STATED PROBLEM
Transcribe all of the records word for word, but omit the pictures.

MATERIAL PROVIDED
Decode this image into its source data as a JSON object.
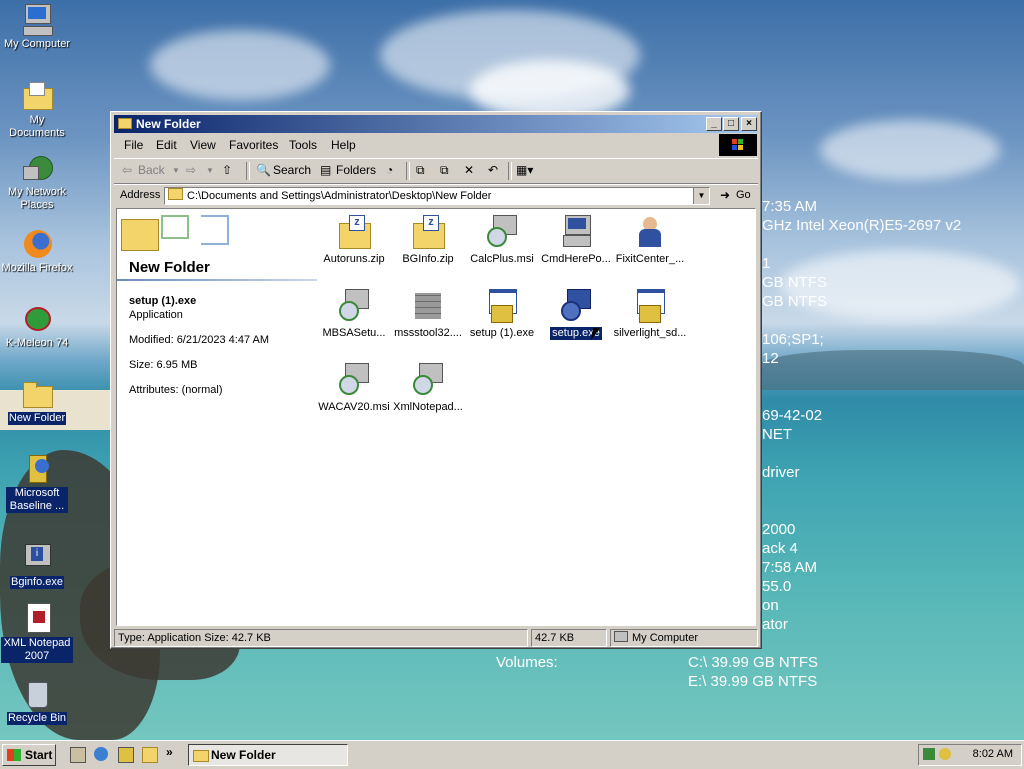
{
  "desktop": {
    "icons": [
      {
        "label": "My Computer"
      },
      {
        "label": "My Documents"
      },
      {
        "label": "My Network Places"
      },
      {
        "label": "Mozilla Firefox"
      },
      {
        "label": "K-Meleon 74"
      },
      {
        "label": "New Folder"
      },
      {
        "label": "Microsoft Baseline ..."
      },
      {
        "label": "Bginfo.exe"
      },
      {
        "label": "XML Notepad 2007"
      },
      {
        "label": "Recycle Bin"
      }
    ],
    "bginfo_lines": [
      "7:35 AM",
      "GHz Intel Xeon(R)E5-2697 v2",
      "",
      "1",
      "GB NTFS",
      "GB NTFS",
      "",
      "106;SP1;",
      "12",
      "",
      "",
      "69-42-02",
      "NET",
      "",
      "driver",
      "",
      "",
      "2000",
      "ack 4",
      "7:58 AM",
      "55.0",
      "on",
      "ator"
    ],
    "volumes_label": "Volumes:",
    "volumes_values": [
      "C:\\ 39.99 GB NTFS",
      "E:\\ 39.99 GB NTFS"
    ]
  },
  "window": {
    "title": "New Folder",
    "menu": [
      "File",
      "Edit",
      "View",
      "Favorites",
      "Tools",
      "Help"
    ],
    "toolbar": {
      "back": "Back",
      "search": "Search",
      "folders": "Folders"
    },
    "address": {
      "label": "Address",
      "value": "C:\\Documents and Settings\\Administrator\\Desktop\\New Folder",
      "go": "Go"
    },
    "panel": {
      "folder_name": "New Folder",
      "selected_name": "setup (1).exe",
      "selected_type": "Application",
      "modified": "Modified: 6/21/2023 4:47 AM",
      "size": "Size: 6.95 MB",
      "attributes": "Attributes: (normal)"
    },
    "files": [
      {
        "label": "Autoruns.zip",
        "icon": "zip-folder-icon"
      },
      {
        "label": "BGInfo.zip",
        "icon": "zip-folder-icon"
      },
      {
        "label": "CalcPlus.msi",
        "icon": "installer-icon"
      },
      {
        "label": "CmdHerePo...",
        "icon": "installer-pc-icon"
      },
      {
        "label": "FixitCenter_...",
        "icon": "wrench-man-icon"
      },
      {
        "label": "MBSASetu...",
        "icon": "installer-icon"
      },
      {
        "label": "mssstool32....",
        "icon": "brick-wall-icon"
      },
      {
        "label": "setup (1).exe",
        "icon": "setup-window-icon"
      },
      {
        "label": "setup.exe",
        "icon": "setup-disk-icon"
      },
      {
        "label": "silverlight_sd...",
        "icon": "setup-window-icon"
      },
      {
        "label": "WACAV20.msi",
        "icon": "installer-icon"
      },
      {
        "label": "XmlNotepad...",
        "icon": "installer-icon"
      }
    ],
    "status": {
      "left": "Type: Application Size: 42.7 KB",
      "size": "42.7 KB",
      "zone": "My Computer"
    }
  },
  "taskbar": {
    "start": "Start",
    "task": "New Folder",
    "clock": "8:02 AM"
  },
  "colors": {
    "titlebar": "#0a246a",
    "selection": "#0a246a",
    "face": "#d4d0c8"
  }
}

RESPONSE
Decode this image into its source data as a JSON object.
{
  "desktop": {
    "icons": [
      {
        "label": "My Computer"
      },
      {
        "label": "My Documents"
      },
      {
        "label": "My Network Places"
      },
      {
        "label": "Mozilla Firefox"
      },
      {
        "label": "K-Meleon 74"
      },
      {
        "label": "New Folder"
      },
      {
        "label": "Microsoft Baseline ..."
      },
      {
        "label": "Bginfo.exe"
      },
      {
        "label": "XML Notepad 2007"
      },
      {
        "label": "Recycle Bin"
      }
    ],
    "bginfo_lines": [
      "7:35 AM",
      "GHz Intel Xeon(R)E5-2697 v2",
      "",
      "1",
      "GB NTFS",
      "GB NTFS",
      "",
      "106;SP1;",
      "12",
      "",
      "",
      "69-42-02",
      "NET",
      "",
      "driver",
      "",
      "",
      "2000",
      "ack 4",
      "7:58 AM",
      "55.0",
      "on",
      "ator"
    ],
    "volumes_label": "Volumes:",
    "volumes_values": [
      "C:\\ 39.99 GB NTFS",
      "E:\\ 39.99 GB NTFS"
    ]
  },
  "window": {
    "title": "New Folder",
    "menu": [
      "File",
      "Edit",
      "View",
      "Favorites",
      "Tools",
      "Help"
    ],
    "toolbar": {
      "back": "Back",
      "search": "Search",
      "folders": "Folders"
    },
    "address": {
      "label": "Address",
      "value": "C:\\Documents and Settings\\Administrator\\Desktop\\New Folder",
      "go": "Go"
    },
    "panel": {
      "folder_name": "New Folder",
      "selected_name": "setup (1).exe",
      "selected_type": "Application",
      "modified": "Modified: 6/21/2023 4:47 AM",
      "size": "Size: 6.95 MB",
      "attributes": "Attributes: (normal)"
    },
    "files": [
      {
        "label": "Autoruns.zip",
        "icon": "zip-folder-icon"
      },
      {
        "label": "BGInfo.zip",
        "icon": "zip-folder-icon"
      },
      {
        "label": "CalcPlus.msi",
        "icon": "installer-icon"
      },
      {
        "label": "CmdHerePo...",
        "icon": "installer-pc-icon"
      },
      {
        "label": "FixitCenter_...",
        "icon": "wrench-man-icon"
      },
      {
        "label": "MBSASetu...",
        "icon": "installer-icon"
      },
      {
        "label": "mssstool32....",
        "icon": "brick-wall-icon"
      },
      {
        "label": "setup (1).exe",
        "icon": "setup-window-icon"
      },
      {
        "label": "setup.exe",
        "icon": "setup-disk-icon"
      },
      {
        "label": "silverlight_sd...",
        "icon": "setup-window-icon"
      },
      {
        "label": "WACAV20.msi",
        "icon": "installer-icon"
      },
      {
        "label": "XmlNotepad...",
        "icon": "installer-icon"
      }
    ],
    "status": {
      "left": "Type: Application Size: 42.7 KB",
      "size": "42.7 KB",
      "zone": "My Computer"
    }
  },
  "taskbar": {
    "start": "Start",
    "task": "New Folder",
    "clock": "8:02 AM"
  },
  "colors": {
    "titlebar": "#0a246a",
    "selection": "#0a246a",
    "face": "#d4d0c8"
  }
}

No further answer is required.